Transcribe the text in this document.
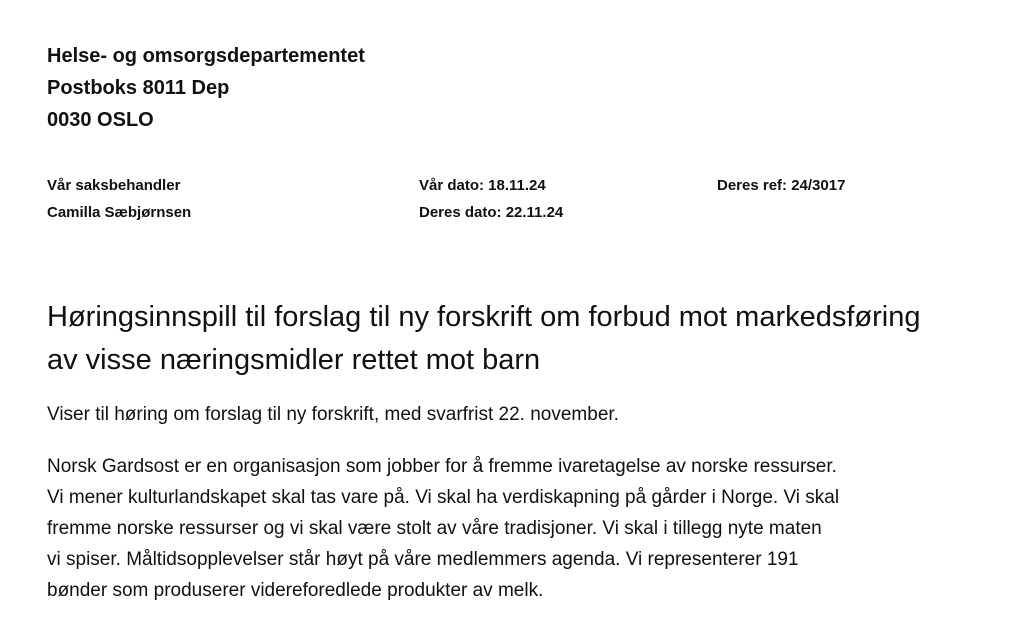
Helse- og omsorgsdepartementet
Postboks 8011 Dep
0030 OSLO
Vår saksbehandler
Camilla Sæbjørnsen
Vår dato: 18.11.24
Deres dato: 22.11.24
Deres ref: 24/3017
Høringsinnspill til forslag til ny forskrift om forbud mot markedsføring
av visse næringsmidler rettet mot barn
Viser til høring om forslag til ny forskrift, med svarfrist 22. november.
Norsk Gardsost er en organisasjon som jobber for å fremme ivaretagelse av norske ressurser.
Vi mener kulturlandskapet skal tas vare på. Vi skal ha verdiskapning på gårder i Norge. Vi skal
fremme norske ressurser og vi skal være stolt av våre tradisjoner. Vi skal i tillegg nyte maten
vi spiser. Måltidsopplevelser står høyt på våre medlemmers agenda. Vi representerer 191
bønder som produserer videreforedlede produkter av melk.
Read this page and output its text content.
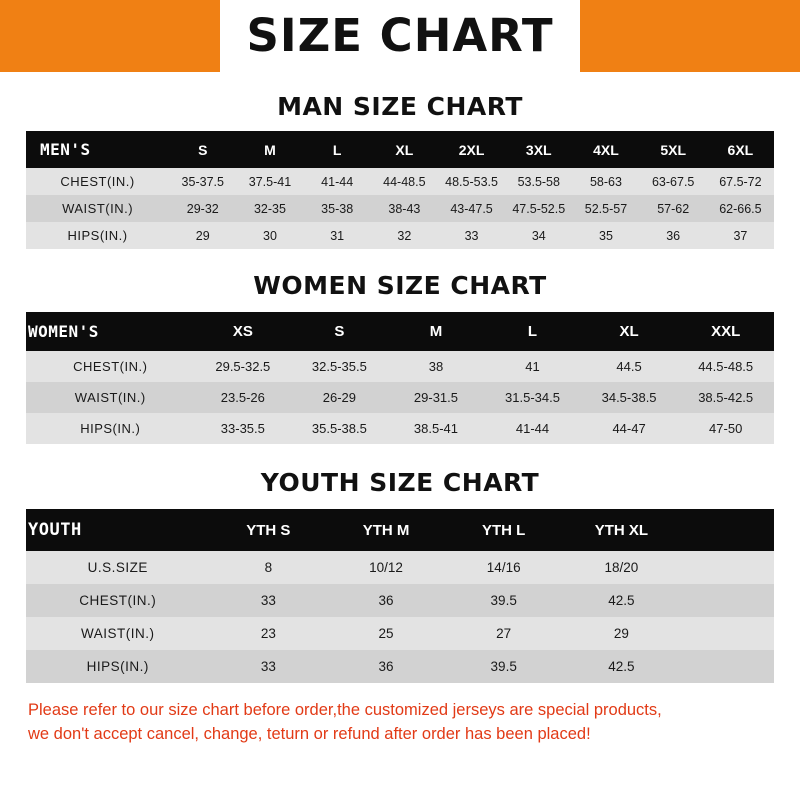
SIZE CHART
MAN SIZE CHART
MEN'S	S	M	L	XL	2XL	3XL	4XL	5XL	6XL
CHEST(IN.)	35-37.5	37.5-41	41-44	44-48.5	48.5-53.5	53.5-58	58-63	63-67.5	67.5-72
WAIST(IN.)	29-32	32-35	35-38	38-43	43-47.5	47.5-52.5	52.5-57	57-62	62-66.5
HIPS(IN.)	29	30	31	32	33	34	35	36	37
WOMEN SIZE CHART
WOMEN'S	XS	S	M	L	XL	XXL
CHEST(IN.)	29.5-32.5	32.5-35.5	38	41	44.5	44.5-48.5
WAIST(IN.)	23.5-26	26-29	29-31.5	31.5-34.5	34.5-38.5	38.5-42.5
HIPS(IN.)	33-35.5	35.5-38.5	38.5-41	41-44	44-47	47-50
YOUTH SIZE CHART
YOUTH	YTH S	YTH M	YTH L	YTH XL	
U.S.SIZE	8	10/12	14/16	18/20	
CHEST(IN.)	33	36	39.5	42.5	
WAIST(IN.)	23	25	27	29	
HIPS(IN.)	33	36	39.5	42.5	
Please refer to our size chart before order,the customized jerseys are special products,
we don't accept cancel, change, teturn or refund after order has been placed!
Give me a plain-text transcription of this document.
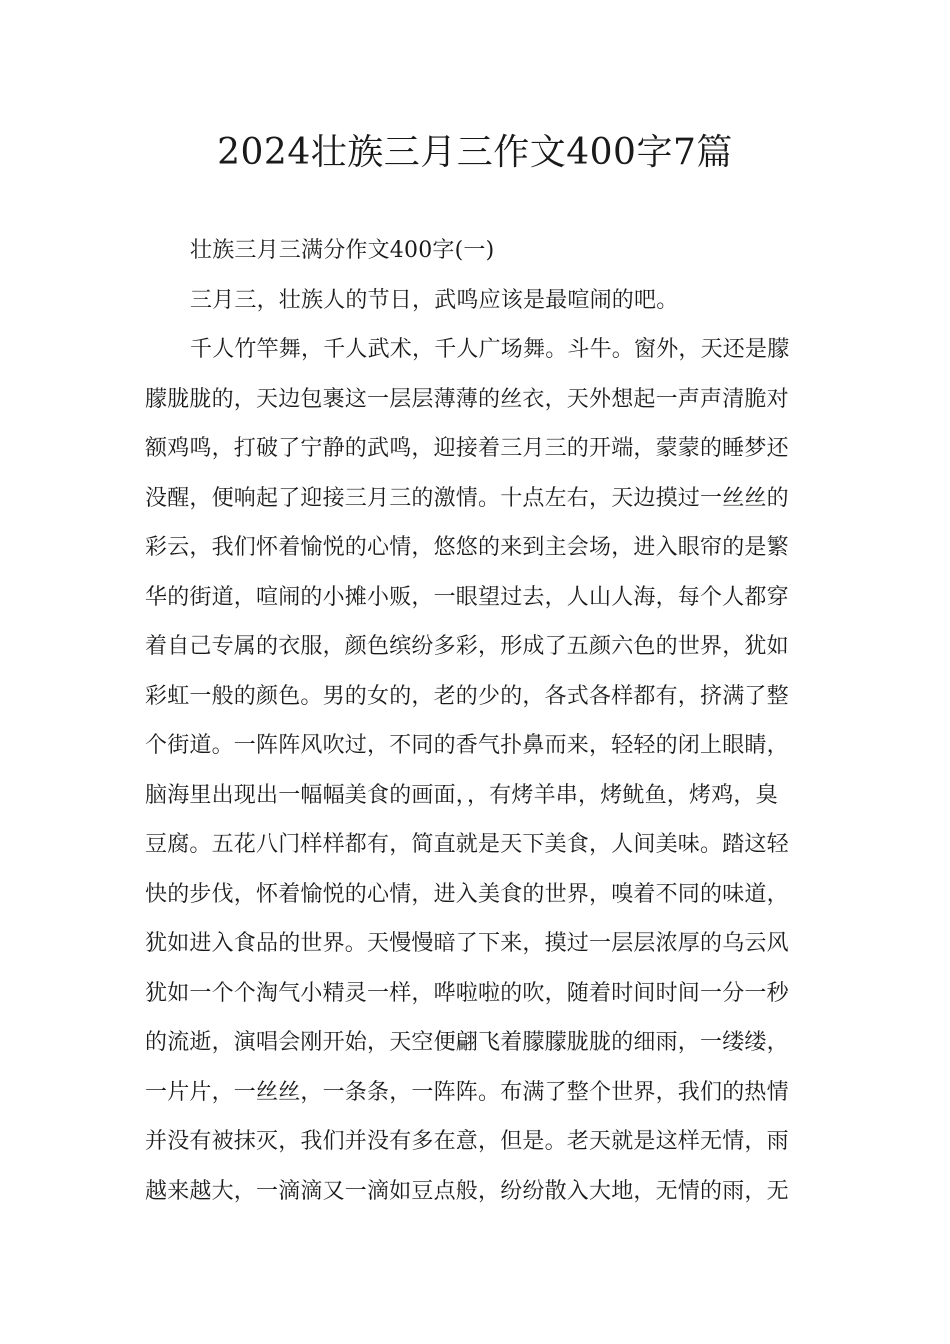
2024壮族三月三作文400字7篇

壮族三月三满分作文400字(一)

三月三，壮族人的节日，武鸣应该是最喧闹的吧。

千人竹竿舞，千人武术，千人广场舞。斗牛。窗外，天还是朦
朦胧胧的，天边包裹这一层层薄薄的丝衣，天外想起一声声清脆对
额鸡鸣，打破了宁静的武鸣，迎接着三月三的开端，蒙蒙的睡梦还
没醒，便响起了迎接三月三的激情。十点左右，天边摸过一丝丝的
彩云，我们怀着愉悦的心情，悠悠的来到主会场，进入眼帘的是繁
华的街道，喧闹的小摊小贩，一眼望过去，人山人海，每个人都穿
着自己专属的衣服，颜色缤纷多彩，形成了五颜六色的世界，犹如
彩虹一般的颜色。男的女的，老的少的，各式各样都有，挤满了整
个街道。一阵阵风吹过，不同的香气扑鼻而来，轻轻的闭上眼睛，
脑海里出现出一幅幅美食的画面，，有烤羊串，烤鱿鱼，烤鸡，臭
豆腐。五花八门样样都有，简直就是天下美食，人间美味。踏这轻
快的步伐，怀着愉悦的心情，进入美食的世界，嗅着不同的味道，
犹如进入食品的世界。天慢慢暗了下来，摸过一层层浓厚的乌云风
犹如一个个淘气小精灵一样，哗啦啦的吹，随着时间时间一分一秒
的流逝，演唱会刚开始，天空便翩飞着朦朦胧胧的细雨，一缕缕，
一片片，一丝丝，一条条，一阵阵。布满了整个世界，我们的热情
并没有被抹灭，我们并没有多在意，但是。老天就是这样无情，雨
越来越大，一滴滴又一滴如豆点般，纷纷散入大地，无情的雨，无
...
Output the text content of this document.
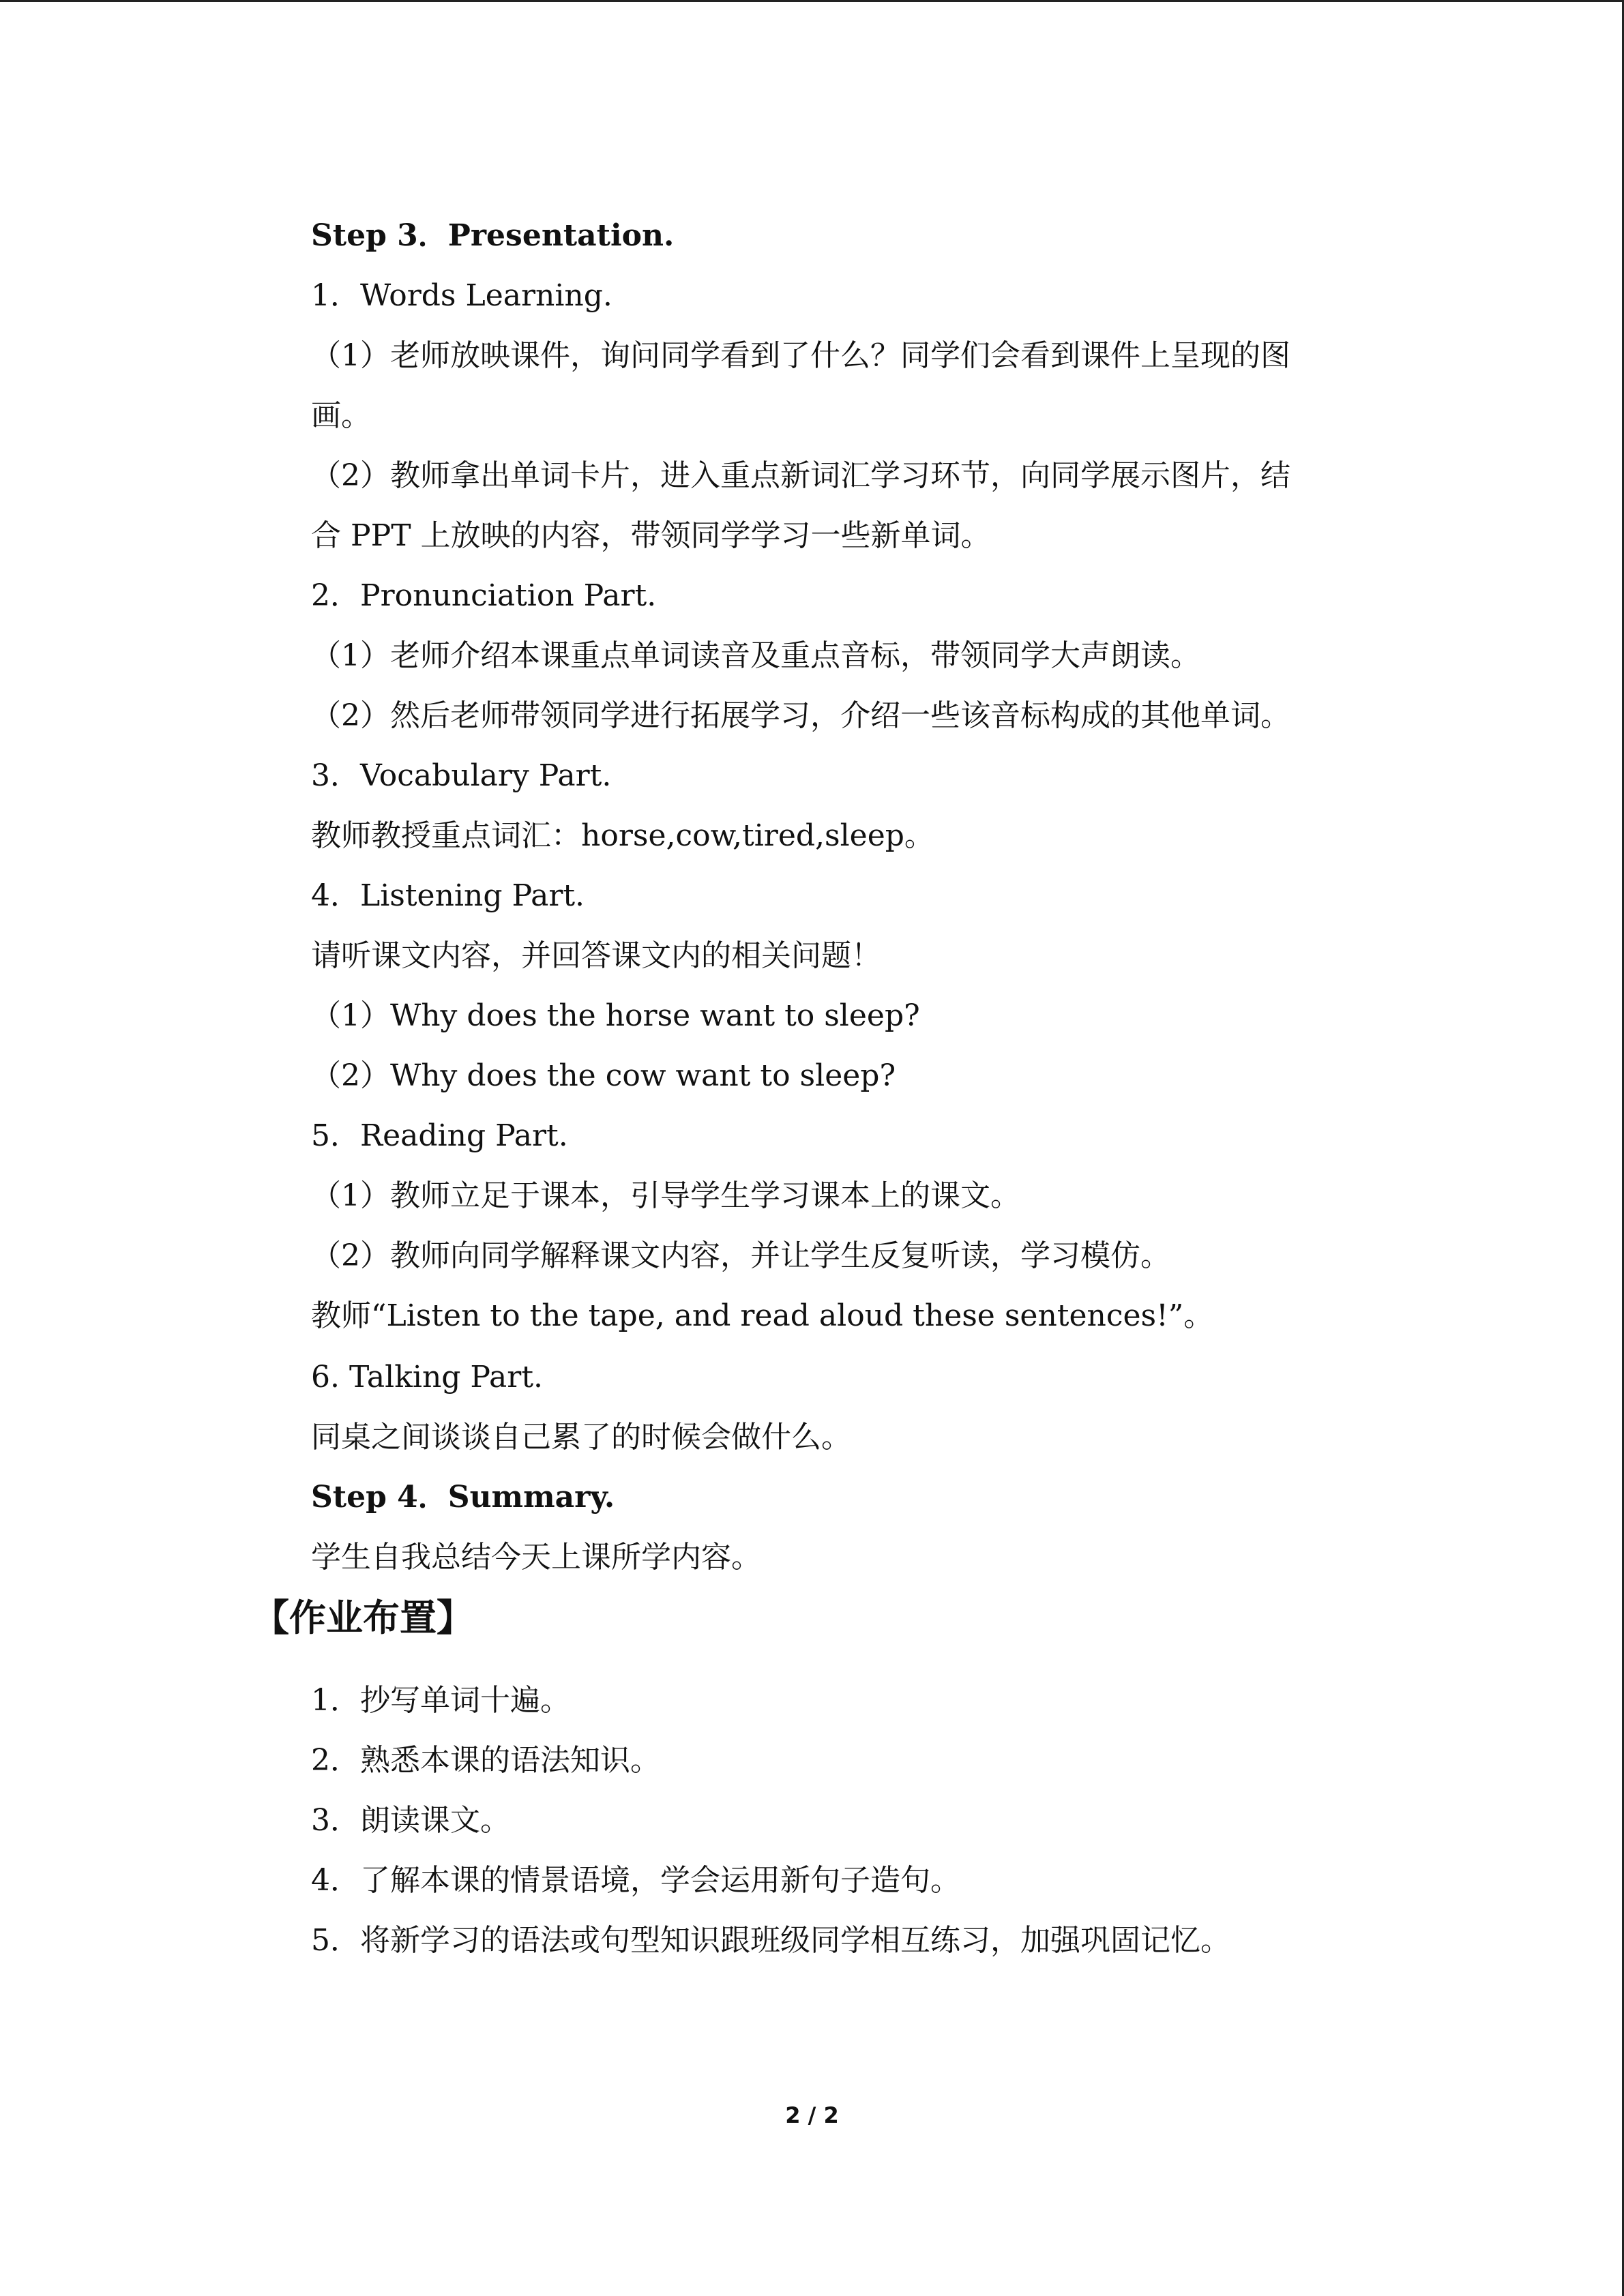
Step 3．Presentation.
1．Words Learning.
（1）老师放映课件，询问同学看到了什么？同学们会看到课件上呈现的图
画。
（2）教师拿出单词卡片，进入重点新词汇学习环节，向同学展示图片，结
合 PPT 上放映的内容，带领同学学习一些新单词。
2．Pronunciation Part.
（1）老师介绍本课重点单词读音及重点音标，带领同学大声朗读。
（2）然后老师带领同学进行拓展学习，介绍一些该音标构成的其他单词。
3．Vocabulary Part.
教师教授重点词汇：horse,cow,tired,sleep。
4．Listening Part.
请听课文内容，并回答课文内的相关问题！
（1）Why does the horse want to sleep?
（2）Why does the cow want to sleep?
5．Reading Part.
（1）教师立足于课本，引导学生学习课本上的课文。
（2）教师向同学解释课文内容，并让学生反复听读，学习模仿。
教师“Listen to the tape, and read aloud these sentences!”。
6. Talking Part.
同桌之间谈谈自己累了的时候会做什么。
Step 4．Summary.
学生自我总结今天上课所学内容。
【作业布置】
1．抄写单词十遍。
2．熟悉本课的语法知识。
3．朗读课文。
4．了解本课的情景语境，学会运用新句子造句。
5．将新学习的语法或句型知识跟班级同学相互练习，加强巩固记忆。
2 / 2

### EXERCISE
Count each line of the entries that holds the word "horse", then state the total and nothing more.

### RESULT
2